-------- Task input --------

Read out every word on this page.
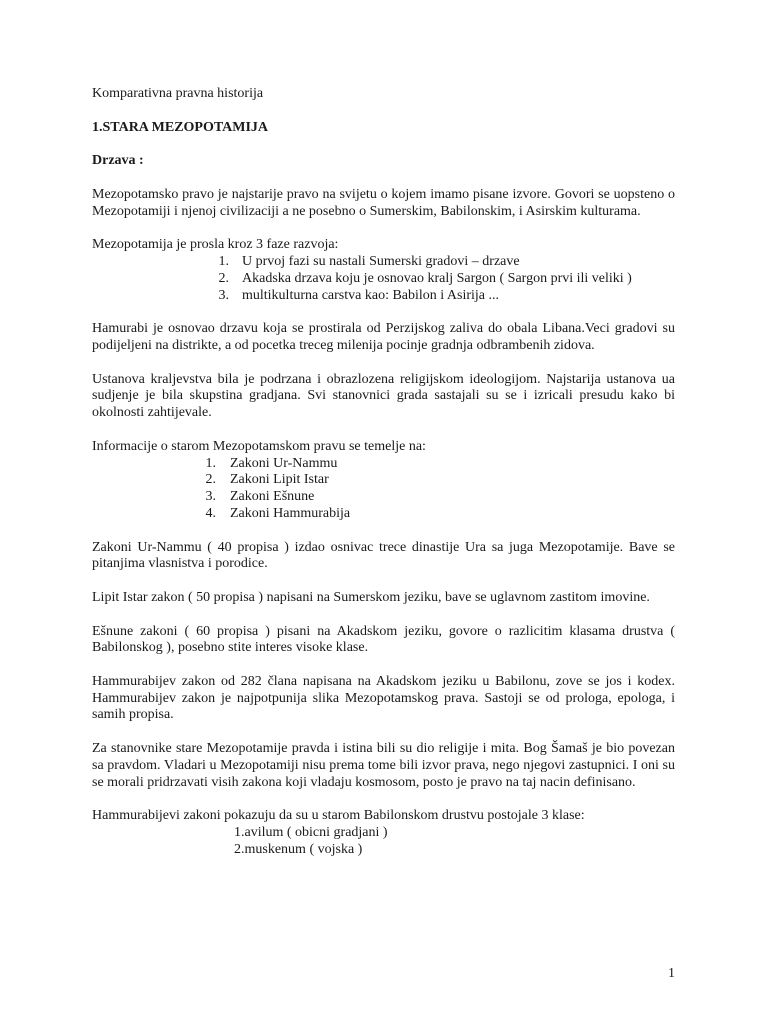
Komparativna pravna historija

1.STARA MEZOPOTAMIJA

Drzava :

Mezopotamsko pravo je najstarije pravo na svijetu o kojem imamo pisane izvore. Govori se uopsteno o Mezopotamiji i njenoj civilizaciji a ne posebno o Sumerskim, Babilonskim, i Asirskim kulturama.

Mezopotamija je prosla kroz 3 faze razvoja:

1. U prvoj fazi su nastali Sumerski gradovi – drzave
2. Akadska drzava koju je osnovao kralj Sargon ( Sargon prvi ili veliki )
3. multikulturna carstva kao: Babilon i Asirija ...

Hamurabi je osnovao drzavu koja se prostirala od Perzijskog zaliva do obala Libana.Veci gradovi su podijeljeni na distrikte, a od pocetka treceg milenija pocinje gradnja odbrambenih zidova.

Ustanova kraljevstva bila je podrzana i obrazlozena religijskom ideologijom. Najstarija ustanova ua sudjenje je bila skupstina gradjana. Svi stanovnici grada sastajali su se i izricali presudu kako bi okolnosti zahtijevale.

Informacije o starom Mezopotamskom pravu se temelje na:

1. Zakoni Ur-Nammu
2. Zakoni Lipit Istar
3. Zakoni Ešnune
4. Zakoni Hammurabija

Zakoni Ur-Nammu ( 40 propisa ) izdao osnivac trece dinastije Ura sa juga Mezopotamije. Bave se pitanjima vlasnistva i porodice.

Lipit Istar zakon ( 50 propisa ) napisani na Sumerskom jeziku, bave se uglavnom zastitom imovine.

Ešnune zakoni ( 60 propisa ) pisani na Akadskom jeziku, govore o razlicitim klasama drustva ( Babilonskog ), posebno stite interes visoke klase.

Hammurabijev zakon od 282 člana napisana na Akadskom jeziku u Babilonu, zove se jos i kodex. Hammurabijev zakon je najpotpunija slika Mezopotamskog prava. Sastoji se od prologa, epologa, i samih propisa.

Za stanovnike stare Mezopotamije pravda i istina bili su dio religije i mita. Bog Šamaš je bio povezan sa pravdom. Vladari u Mezopotamiji nisu prema tome bili izvor prava, nego njegovi zastupnici. I oni su se morali pridrzavati visih zakona koji vladaju kosmosom, posto je pravo na taj nacin definisano.

Hammurabijevi zakoni pokazuju da su u starom Babilonskom drustvu postojale 3 klase:

1.avilum ( obicni gradjani )
2.muskenum ( vojska )
1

--------

▶ [Aim]:
Pictures stay out; repeat all the rest of the records exactly.

▶ [Written solution]:
Read out every word on this page.
Komparativna pravna historija

1.STARA MEZOPOTAMIJA

Drzava :

Mezopotamsko pravo je najstarije pravo na svijetu o kojem imamo pisane izvore. Govori se uopsteno o Mezopotamiji i njenoj civilizaciji a ne posebno o Sumerskim, Babilonskim, i Asirskim kulturama.

Mezopotamija je prosla kroz 3 faze razvoja:

1. U prvoj fazi su nastali Sumerski gradovi – drzave
2. Akadska drzava koju je osnovao kralj Sargon ( Sargon prvi ili veliki )
3. multikulturna carstva kao: Babilon i Asirija ...

Hamurabi je osnovao drzavu koja se prostirala od Perzijskog zaliva do obala Libana.Veci gradovi su podijeljeni na distrikte, a od pocetka treceg milenija pocinje gradnja odbrambenih zidova.

Ustanova kraljevstva bila je podrzana i obrazlozena religijskom ideologijom. Najstarija ustanova ua sudjenje je bila skupstina gradjana. Svi stanovnici grada sastajali su se i izricali presudu kako bi okolnosti zahtijevale.

Informacije o starom Mezopotamskom pravu se temelje na:

1. Zakoni Ur-Nammu
2. Zakoni Lipit Istar
3. Zakoni Ešnune
4. Zakoni Hammurabija

Zakoni Ur-Nammu ( 40 propisa ) izdao osnivac trece dinastije Ura sa juga Mezopotamije. Bave se pitanjima vlasnistva i porodice.

Lipit Istar zakon ( 50 propisa ) napisani na Sumerskom jeziku, bave se uglavnom zastitom imovine.

Ešnune zakoni ( 60 propisa ) pisani na Akadskom jeziku, govore o razlicitim klasama drustva ( Babilonskog ), posebno stite interes visoke klase.

Hammurabijev zakon od 282 člana napisana na Akadskom jeziku u Babilonu, zove se jos i kodex. Hammurabijev zakon je najpotpunija slika Mezopotamskog prava. Sastoji se od prologa, epologa, i samih propisa.

Za stanovnike stare Mezopotamije pravda i istina bili su dio religije i mita. Bog Šamaš je bio povezan sa pravdom. Vladari u Mezopotamiji nisu prema tome bili izvor prava, nego njegovi zastupnici. I oni su se morali pridrzavati visih zakona koji vladaju kosmosom, posto je pravo na taj nacin definisano.

Hammurabijevi zakoni pokazuju da su u starom Babilonskom drustvu postojale 3 klase:

1.avilum ( obicni gradjani )
2.muskenum ( vojska )
1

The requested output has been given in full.